▸ STATED PROBLEM: Where the word "Closest" occurs in a line, return that line.

------ MATERIAL SUPPLIED ------

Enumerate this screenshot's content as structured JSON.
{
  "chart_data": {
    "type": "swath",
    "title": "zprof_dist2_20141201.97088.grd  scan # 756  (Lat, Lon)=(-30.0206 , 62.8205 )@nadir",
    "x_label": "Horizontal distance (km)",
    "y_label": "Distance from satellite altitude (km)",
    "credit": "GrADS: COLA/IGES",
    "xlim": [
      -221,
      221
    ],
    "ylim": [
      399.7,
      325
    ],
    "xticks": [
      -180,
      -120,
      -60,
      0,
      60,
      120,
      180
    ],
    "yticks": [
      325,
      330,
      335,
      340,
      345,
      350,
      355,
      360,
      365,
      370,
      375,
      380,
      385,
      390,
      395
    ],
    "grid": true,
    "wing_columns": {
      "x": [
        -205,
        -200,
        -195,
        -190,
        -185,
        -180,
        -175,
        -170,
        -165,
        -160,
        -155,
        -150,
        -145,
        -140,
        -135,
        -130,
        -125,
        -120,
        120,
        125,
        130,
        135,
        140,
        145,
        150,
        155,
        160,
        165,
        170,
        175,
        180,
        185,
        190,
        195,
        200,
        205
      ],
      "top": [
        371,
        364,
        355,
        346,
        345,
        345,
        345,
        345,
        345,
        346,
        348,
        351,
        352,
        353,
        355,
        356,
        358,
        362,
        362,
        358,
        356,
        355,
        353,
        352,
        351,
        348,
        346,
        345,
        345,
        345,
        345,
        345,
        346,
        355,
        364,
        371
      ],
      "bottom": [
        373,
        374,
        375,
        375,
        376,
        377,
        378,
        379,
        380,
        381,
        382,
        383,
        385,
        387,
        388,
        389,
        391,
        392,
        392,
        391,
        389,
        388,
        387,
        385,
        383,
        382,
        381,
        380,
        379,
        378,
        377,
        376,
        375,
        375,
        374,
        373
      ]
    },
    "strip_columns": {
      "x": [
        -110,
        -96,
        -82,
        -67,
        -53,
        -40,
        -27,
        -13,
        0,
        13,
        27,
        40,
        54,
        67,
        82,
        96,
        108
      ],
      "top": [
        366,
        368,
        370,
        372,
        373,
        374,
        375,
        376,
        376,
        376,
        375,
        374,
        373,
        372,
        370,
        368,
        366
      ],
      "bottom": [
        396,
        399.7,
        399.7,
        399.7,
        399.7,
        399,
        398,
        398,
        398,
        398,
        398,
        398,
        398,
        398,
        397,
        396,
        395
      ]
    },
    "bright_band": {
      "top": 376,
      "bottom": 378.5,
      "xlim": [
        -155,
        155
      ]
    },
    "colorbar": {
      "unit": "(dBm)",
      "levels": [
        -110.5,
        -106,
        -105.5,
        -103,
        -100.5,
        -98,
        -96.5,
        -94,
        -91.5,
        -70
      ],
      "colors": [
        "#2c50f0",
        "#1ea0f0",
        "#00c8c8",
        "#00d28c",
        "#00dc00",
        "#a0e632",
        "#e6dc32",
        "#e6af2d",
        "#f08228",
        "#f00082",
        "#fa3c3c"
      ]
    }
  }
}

------
------ MATERIAL SUPPLIED ------

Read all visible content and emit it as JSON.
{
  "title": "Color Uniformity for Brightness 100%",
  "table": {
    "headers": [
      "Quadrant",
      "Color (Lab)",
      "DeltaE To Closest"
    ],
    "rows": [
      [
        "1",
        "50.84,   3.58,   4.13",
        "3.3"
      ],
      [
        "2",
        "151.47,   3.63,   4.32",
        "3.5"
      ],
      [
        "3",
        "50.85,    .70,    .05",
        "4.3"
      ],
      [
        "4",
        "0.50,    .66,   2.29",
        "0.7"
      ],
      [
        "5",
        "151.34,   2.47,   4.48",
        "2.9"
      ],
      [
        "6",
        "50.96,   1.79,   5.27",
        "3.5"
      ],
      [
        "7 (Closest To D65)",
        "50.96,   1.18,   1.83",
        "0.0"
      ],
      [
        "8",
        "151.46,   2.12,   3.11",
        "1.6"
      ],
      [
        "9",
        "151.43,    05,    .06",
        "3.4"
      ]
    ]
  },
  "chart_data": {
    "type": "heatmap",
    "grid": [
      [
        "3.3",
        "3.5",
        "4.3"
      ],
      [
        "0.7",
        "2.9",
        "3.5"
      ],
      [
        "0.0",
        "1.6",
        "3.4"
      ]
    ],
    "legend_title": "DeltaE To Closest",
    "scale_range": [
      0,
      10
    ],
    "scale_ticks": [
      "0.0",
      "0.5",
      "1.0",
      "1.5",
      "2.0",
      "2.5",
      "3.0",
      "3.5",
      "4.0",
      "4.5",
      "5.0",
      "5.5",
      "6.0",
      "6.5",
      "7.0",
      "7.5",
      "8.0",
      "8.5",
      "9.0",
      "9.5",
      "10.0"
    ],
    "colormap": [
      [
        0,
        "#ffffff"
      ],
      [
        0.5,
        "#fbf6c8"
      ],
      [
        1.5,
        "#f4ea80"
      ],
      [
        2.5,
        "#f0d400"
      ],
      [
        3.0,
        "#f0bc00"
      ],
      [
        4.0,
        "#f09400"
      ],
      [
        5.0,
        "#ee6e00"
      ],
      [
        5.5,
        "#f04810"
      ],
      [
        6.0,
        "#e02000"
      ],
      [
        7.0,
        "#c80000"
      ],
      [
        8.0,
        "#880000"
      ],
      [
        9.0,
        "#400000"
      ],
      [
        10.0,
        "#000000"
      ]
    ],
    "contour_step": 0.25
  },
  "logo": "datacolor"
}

------

▸ EXERCISE RESPONSE:
      "DeltaE To Closest"
        "7 (Closest To D65)",
    "legend_title": "DeltaE To Closest",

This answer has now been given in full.